__Problem__: Locate all lines in the data below that hold "index" and show them.

__Dataset extract__:

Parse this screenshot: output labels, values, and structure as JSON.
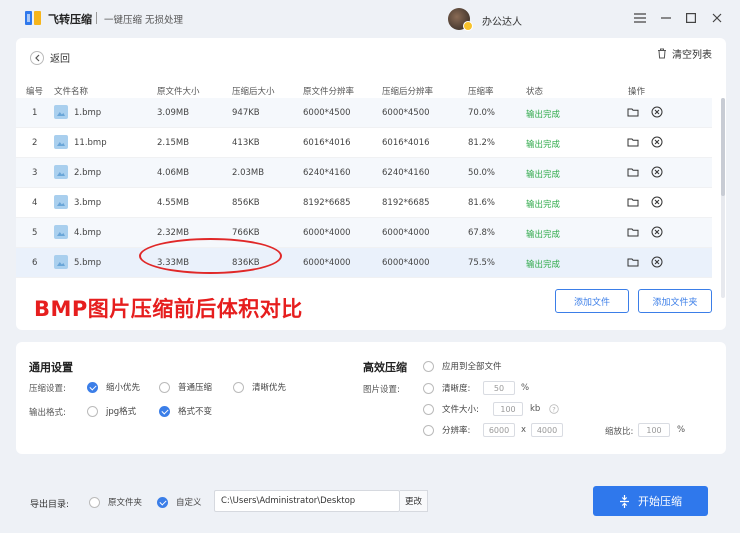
{
  "app": {
    "title": "飞转压缩",
    "slogan": "一键压缩 无损处理",
    "username": "办公达人"
  },
  "toolbar": {
    "back_label": "返回",
    "clear_label": "清空列表"
  },
  "table": {
    "headers": [
      "编号",
      "文件名称",
      "原文件大小",
      "压缩后大小",
      "原文件分辨率",
      "压缩后分辨率",
      "压缩率",
      "状态",
      "操作"
    ],
    "rows": [
      {
        "index": "1",
        "name": "1.bmp",
        "orig_size": "3.09MB",
        "new_size": "947KB",
        "orig_res": "6000*4500",
        "new_res": "6000*4500",
        "rate": "70.0%",
        "status": "输出完成"
      },
      {
        "index": "2",
        "name": "11.bmp",
        "orig_size": "2.15MB",
        "new_size": "413KB",
        "orig_res": "6016*4016",
        "new_res": "6016*4016",
        "rate": "81.2%",
        "status": "输出完成"
      },
      {
        "index": "3",
        "name": "2.bmp",
        "orig_size": "4.06MB",
        "new_size": "2.03MB",
        "orig_res": "6240*4160",
        "new_res": "6240*4160",
        "rate": "50.0%",
        "status": "输出完成"
      },
      {
        "index": "4",
        "name": "3.bmp",
        "orig_size": "4.55MB",
        "new_size": "856KB",
        "orig_res": "8192*6685",
        "new_res": "8192*6685",
        "rate": "81.6%",
        "status": "输出完成"
      },
      {
        "index": "5",
        "name": "4.bmp",
        "orig_size": "2.32MB",
        "new_size": "766KB",
        "orig_res": "6000*4000",
        "new_res": "6000*4000",
        "rate": "67.8%",
        "status": "输出完成"
      },
      {
        "index": "6",
        "name": "5.bmp",
        "orig_size": "3.33MB",
        "new_size": "836KB",
        "orig_res": "6000*4000",
        "new_res": "6000*4000",
        "rate": "75.5%",
        "status": "输出完成"
      }
    ]
  },
  "overlay_caption": "BMP图片压缩前后体积对比",
  "buttons": {
    "add_file": "添加文件",
    "add_folder": "添加文件夹",
    "start": "开始压缩",
    "change": "更改"
  },
  "general_settings": {
    "title": "通用设置",
    "compress_label": "压缩设置:",
    "compress_options": [
      "缩小优先",
      "普通压缩",
      "清晰优先"
    ],
    "compress_selected": "缩小优先",
    "format_label": "输出格式:",
    "format_options": [
      "jpg格式",
      "格式不变"
    ],
    "format_selected": "格式不变"
  },
  "advanced": {
    "title": "高效压缩",
    "apply_all": "应用到全部文件",
    "image_label": "图片设置:",
    "clarity_label": "清晰度:",
    "clarity_value": "50",
    "clarity_unit": "%",
    "size_label": "文件大小:",
    "size_value": "100",
    "size_unit": "kb",
    "resolution_label": "分辨率:",
    "res_w": "6000",
    "res_x": "x",
    "res_h": "4000",
    "scale_label": "缩放比:",
    "scale_value": "100",
    "scale_unit": "%"
  },
  "output": {
    "label": "导出目录:",
    "options": [
      "原文件夹",
      "自定义"
    ],
    "selected": "自定义",
    "path": "C:\\Users\\Administrator\\Desktop"
  },
  "colors": {
    "accent": "#2f78ec",
    "success": "#2faa4a",
    "annotation": "#e61e1e"
  }
}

__Answer for this exercise__:
        "index": "1",
        "index": "2",
        "index": "3",
        "index": "4",
        "index": "5",
        "index": "6",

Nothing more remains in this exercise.